::: Data listing :::

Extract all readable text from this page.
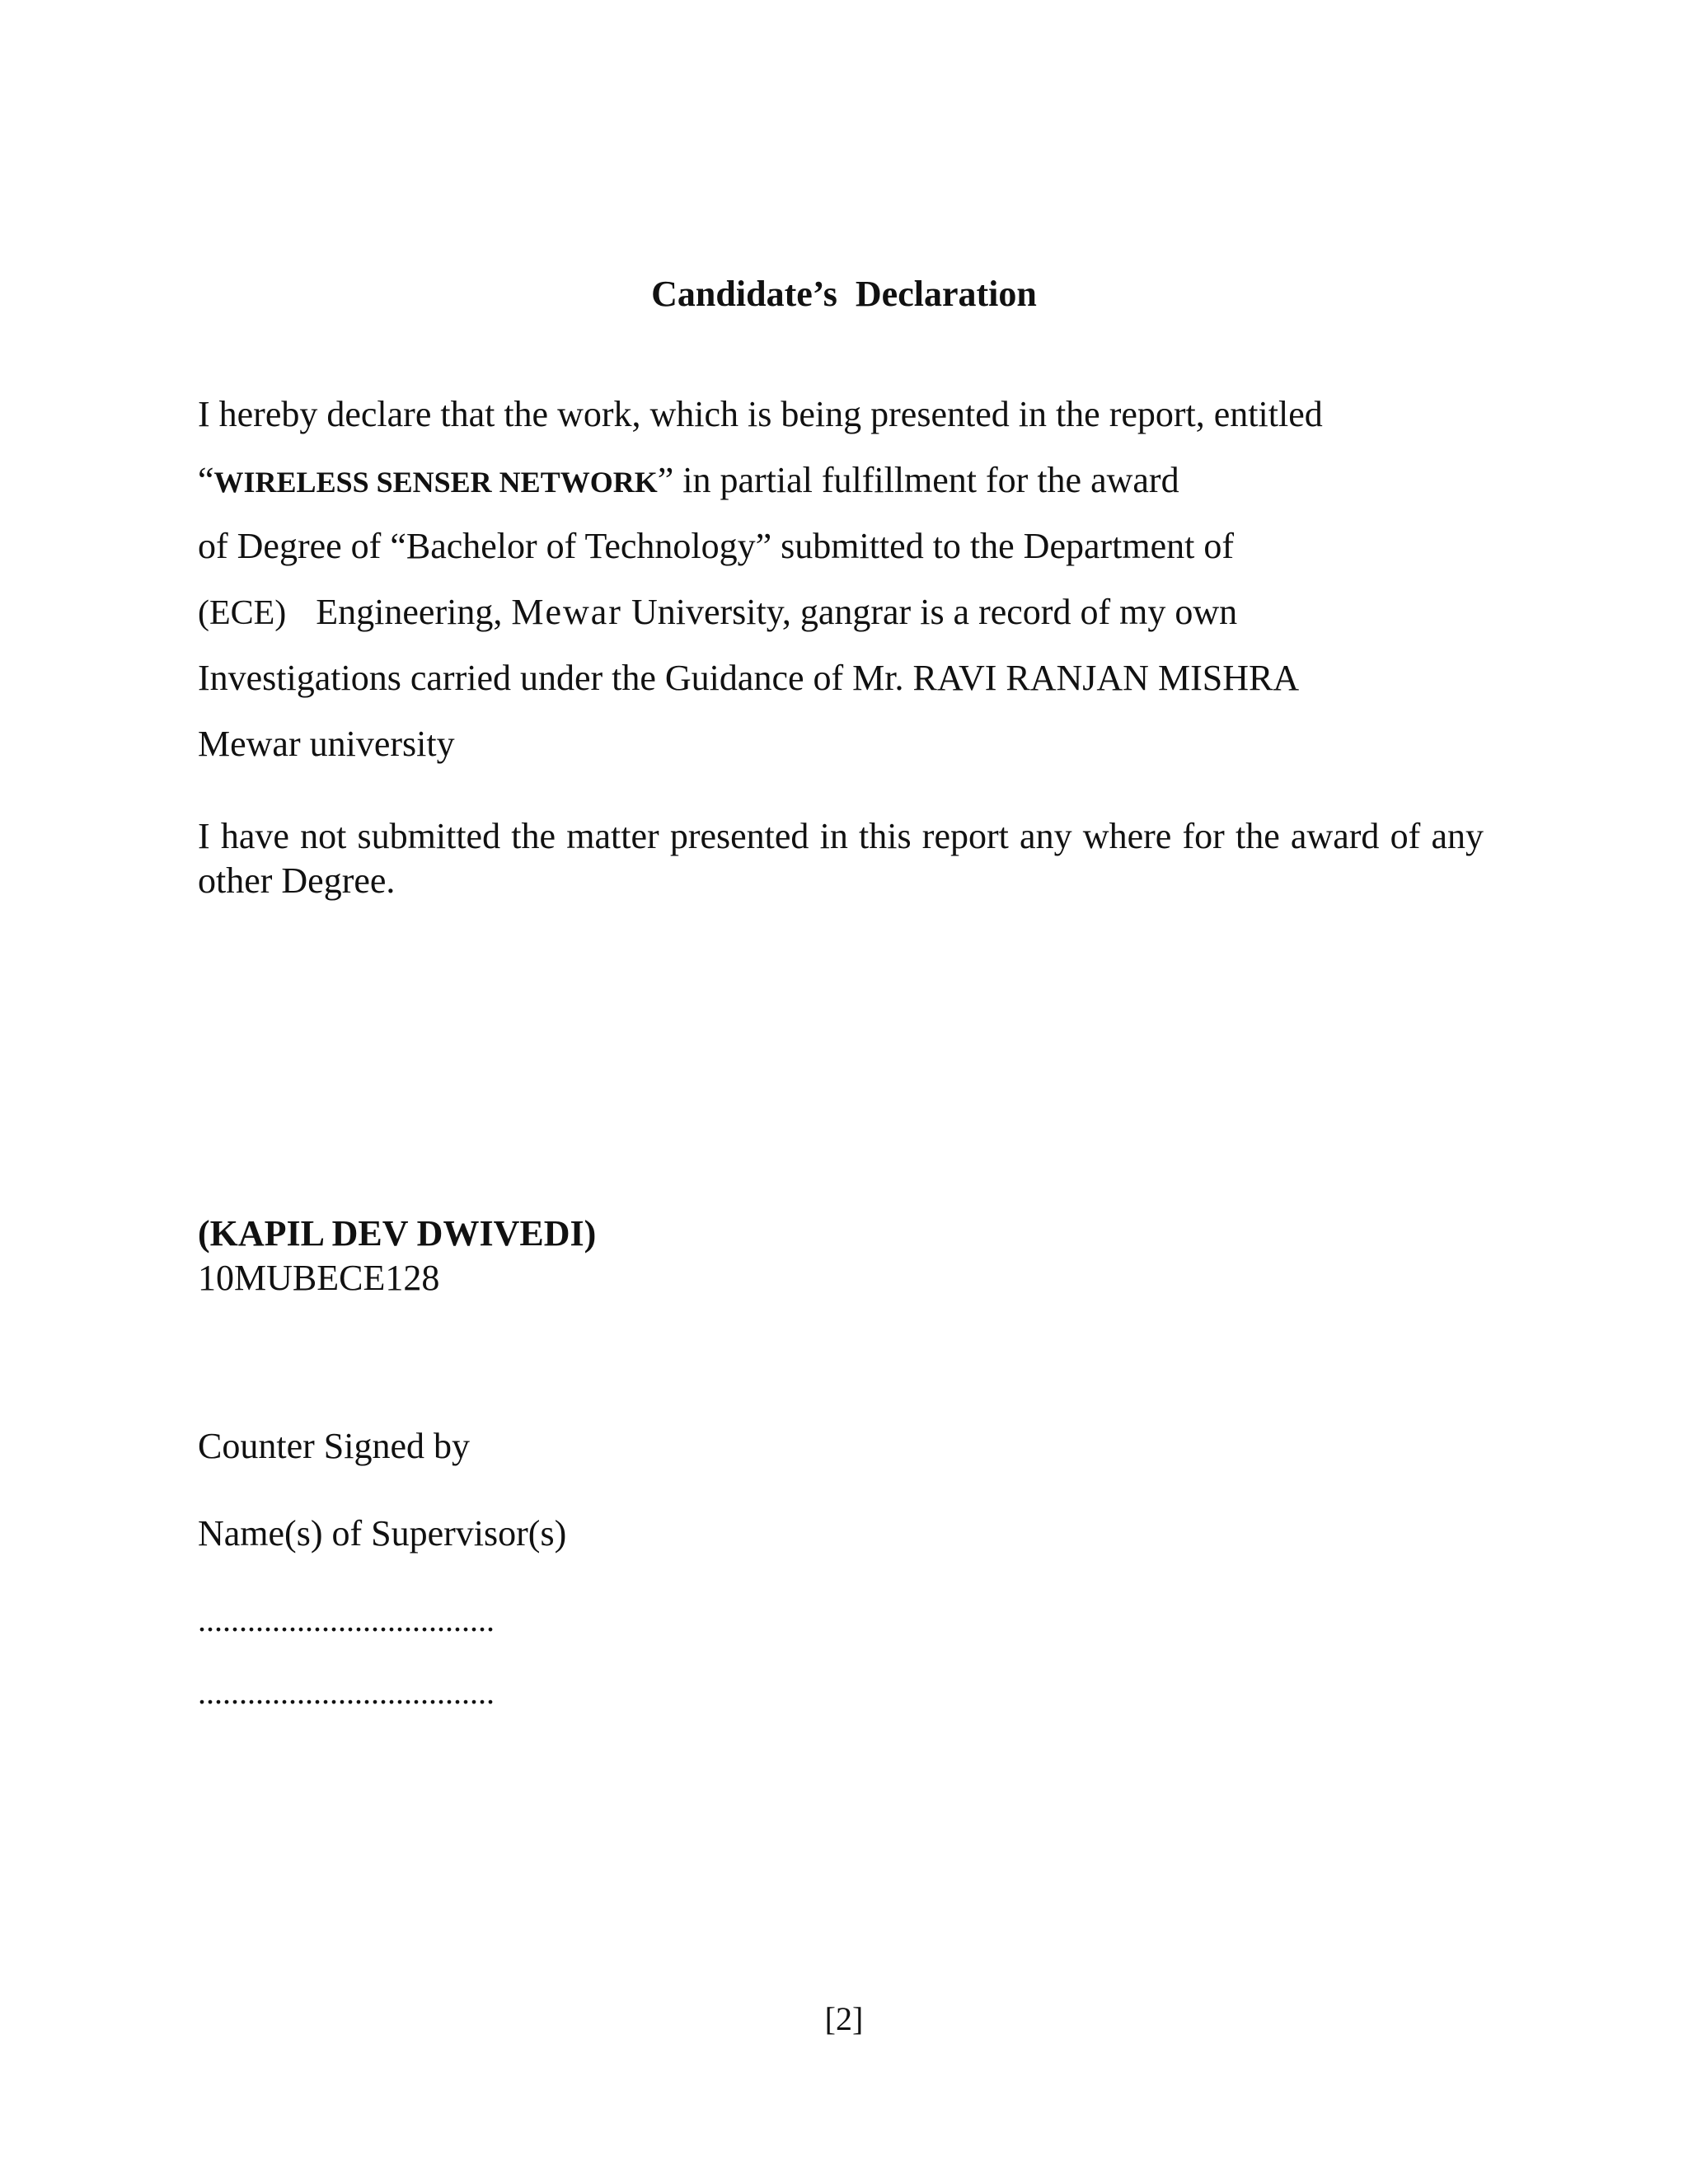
Candidate’s  Declaration
I hereby declare that the work, which is being presented in the report, entitled
“WIRELESS SENSER NETWORK” in partial fulfillment for the award
of Degree of “Bachelor of Technology” submitted to the Department of
(ECE) Engineering, Mewar University, gangrar is a record of my own
Investigations carried under the Guidance of Mr. RAVI RANJAN MISHRA
Mewar university
I have not submitted the matter presented in this report any where for the award of any other Degree.
(KAPIL DEV DWIVEDI)
10MUBECE128
Counter Signed by
Name(s) of Supervisor(s)
....................................
....................................
[2]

:::

Copy the material above exactly and drop the pictures.

Extract all readable text from this page.
Candidate’s  Declaration
I hereby declare that the work, which is being presented in the report, entitled
“WIRELESS SENSER NETWORK” in partial fulfillment for the award
of Degree of “Bachelor of Technology” submitted to the Department of
(ECE) Engineering, Mewar University, gangrar is a record of my own
Investigations carried under the Guidance of Mr. RAVI RANJAN MISHRA
Mewar university
I have not submitted the matter presented in this report any where for the award of any other Degree.
(KAPIL DEV DWIVEDI)
10MUBECE128
Counter Signed by
Name(s) of Supervisor(s)
....................................
....................................
[2]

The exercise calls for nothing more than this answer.